━━ Source records ━━
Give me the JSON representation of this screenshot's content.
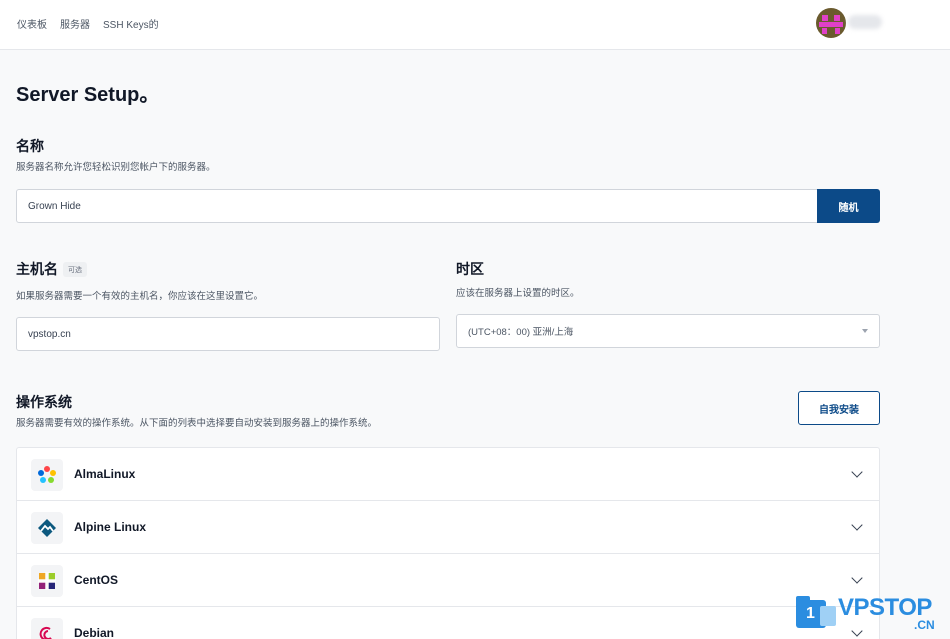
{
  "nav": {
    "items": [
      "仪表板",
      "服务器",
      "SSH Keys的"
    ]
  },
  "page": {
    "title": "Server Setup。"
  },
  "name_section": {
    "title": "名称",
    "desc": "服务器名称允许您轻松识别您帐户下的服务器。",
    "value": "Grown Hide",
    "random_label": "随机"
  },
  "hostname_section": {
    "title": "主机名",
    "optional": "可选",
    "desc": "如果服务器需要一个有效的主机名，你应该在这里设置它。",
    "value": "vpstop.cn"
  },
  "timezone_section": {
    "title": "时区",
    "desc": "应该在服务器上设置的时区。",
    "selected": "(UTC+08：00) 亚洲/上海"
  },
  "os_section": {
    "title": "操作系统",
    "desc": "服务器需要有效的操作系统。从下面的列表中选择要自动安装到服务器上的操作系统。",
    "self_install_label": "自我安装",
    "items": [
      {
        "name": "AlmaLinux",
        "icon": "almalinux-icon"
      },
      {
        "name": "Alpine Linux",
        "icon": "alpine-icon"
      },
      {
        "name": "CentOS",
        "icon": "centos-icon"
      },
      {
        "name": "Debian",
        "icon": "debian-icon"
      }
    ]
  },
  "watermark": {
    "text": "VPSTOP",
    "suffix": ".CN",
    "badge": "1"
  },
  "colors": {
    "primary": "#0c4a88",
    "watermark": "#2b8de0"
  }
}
━━━
━━ Source records ━━
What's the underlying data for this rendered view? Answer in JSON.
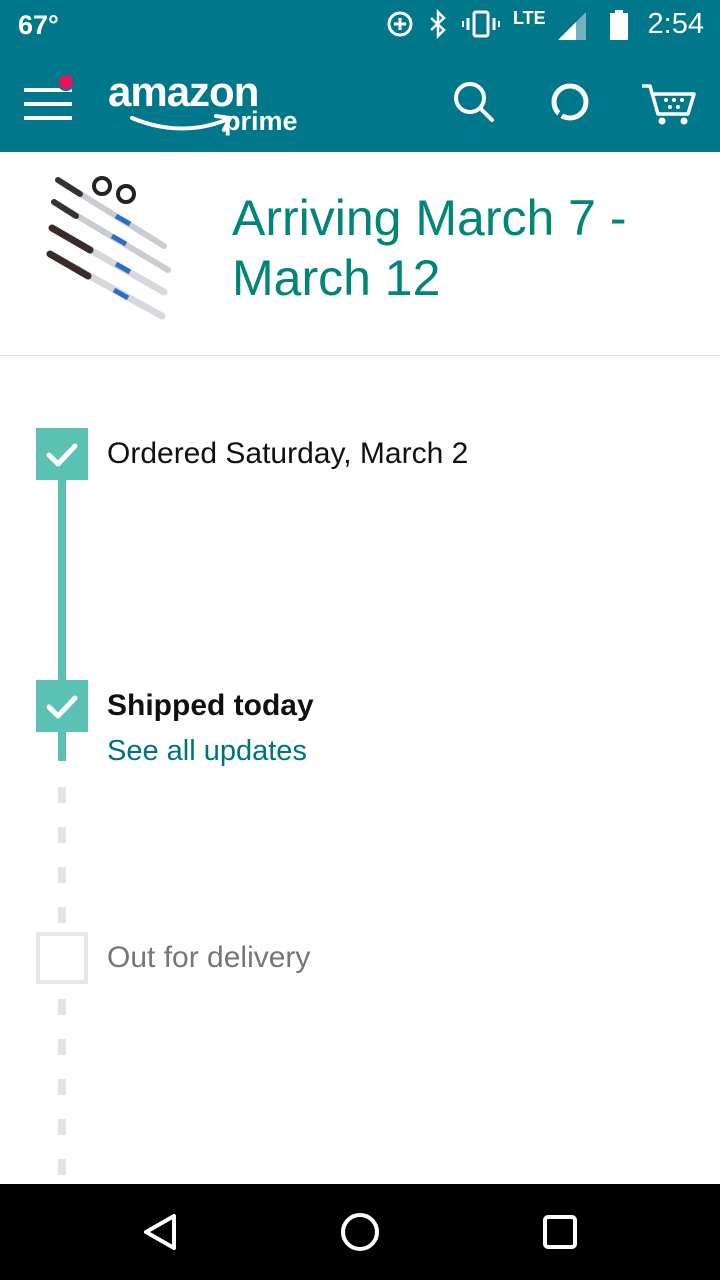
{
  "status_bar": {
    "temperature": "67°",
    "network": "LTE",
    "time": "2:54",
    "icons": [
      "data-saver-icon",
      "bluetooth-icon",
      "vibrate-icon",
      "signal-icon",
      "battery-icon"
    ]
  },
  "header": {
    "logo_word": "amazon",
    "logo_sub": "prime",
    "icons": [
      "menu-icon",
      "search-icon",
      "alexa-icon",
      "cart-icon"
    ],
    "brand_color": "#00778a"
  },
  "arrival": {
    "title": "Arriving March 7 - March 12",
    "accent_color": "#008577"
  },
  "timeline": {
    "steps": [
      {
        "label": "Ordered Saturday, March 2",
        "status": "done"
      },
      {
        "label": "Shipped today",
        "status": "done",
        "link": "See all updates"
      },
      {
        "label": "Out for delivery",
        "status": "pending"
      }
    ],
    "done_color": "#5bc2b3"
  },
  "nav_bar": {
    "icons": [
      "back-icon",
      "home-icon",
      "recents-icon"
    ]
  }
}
━━━
__Aim__. Find all lines holding the string "this" and copy them.

__Exercise answer__.
Give me the JSON representation of this screenshot's content.
What's the underlying data for this rendered view? Answer in JSON.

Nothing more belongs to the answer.